Below are the records. Gather each line that holds "this".
------------------------------------
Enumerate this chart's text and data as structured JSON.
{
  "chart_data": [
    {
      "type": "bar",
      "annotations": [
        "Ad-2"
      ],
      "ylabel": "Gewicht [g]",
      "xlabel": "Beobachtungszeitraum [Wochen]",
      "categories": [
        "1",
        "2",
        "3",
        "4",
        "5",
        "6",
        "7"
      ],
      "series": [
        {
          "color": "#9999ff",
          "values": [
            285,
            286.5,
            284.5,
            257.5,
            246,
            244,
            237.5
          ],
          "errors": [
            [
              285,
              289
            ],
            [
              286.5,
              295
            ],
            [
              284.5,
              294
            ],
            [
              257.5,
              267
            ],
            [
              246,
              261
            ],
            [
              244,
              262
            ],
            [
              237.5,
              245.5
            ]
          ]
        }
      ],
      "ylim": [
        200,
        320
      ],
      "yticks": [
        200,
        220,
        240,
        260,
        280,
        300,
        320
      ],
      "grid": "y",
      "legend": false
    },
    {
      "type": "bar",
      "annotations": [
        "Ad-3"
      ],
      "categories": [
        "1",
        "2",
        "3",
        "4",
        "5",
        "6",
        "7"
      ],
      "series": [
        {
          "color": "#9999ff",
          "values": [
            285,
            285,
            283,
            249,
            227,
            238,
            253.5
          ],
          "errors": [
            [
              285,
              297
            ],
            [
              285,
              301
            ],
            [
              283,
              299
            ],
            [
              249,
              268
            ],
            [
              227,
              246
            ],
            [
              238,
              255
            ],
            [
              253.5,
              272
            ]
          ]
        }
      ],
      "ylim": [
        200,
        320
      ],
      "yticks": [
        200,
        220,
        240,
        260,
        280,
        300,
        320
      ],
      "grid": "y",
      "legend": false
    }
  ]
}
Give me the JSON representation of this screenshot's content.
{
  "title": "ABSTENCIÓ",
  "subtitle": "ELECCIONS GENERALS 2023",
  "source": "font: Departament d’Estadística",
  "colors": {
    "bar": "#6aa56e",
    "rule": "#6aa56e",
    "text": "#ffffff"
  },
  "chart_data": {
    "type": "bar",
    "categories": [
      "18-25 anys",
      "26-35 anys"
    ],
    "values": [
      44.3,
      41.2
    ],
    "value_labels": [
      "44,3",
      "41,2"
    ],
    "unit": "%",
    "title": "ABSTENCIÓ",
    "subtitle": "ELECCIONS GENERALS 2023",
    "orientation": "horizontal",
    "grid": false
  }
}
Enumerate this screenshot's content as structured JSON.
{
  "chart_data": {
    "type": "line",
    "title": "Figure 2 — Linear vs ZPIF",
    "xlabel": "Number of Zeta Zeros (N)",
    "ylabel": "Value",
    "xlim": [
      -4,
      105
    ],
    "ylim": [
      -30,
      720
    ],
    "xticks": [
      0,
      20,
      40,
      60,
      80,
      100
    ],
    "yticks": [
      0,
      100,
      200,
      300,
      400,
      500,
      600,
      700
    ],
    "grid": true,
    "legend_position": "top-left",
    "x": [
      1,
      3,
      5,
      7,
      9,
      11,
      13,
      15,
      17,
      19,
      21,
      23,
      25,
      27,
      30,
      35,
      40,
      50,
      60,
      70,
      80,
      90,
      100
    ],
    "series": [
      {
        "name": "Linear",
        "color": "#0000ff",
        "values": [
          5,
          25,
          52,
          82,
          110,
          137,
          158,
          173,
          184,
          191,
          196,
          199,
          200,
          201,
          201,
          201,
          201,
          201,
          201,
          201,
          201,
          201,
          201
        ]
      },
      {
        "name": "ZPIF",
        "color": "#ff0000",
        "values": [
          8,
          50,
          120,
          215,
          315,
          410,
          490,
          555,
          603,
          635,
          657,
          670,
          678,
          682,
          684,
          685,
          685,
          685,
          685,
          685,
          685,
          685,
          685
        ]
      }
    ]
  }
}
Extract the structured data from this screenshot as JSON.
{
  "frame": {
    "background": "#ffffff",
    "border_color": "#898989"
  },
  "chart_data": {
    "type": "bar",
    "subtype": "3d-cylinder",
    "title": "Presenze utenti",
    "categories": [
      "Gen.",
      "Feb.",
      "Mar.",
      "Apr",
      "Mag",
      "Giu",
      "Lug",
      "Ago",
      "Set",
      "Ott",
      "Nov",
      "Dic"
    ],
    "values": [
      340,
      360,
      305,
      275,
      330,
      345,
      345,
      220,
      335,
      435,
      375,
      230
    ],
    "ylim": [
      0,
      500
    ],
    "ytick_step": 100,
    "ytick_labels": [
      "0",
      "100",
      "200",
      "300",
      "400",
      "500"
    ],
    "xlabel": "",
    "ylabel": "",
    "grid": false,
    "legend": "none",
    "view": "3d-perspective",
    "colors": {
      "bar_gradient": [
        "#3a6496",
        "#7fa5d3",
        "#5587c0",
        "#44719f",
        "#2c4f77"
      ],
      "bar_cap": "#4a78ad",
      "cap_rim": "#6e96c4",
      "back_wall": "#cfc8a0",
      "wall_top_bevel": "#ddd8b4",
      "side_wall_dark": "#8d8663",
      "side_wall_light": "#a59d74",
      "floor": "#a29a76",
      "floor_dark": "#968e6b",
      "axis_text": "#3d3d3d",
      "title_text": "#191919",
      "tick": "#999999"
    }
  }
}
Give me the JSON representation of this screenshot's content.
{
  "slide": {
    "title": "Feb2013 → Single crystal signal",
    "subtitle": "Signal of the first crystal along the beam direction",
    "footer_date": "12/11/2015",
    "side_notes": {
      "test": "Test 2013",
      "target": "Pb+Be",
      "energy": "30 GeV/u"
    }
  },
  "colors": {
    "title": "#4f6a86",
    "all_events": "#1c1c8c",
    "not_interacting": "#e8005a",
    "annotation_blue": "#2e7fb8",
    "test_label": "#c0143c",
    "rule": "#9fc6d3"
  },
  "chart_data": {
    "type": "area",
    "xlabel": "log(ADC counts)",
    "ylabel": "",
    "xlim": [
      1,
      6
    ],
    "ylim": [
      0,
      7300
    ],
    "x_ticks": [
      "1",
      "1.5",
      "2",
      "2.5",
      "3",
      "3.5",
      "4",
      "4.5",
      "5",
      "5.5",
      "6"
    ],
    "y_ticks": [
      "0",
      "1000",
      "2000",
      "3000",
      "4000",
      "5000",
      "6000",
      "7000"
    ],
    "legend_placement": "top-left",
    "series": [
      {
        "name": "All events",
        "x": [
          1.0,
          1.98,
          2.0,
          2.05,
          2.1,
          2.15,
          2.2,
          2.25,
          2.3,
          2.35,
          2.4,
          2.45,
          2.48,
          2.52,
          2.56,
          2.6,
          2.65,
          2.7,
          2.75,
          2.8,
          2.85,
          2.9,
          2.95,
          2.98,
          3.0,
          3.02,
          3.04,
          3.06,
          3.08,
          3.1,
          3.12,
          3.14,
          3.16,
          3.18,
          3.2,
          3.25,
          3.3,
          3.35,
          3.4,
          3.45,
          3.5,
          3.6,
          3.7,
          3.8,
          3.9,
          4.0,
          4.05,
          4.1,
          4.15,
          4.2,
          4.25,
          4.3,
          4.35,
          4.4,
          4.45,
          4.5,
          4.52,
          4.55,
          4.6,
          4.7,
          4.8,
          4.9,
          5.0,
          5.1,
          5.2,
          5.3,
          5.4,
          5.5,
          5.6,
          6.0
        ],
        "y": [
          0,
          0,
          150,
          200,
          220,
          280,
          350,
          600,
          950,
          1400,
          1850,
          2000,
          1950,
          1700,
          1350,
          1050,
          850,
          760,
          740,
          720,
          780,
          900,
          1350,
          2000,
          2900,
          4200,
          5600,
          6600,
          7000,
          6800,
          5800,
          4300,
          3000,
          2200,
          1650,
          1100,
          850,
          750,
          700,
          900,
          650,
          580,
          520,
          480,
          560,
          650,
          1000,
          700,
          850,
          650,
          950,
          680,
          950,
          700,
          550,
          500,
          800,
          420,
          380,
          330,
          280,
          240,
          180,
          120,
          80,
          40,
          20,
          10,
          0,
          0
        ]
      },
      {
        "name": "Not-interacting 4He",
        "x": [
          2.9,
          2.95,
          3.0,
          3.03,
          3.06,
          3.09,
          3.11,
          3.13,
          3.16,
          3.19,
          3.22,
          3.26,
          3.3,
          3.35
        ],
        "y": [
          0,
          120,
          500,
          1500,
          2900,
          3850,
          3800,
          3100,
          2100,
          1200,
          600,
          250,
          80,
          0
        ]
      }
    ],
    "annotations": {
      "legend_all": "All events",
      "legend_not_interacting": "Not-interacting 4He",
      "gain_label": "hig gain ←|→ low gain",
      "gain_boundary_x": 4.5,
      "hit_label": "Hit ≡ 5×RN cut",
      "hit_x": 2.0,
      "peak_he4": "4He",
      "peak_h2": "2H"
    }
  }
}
------------------------------------
--- Reply ---
Enumerate this chart's text and data as structured JSON.
Give me the JSON representation of this screenshot's content.
Enumerate this screenshot's content as structured JSON.
Extract the structured data from this screenshot as JSON.
Give me the JSON representation of this screenshot's content.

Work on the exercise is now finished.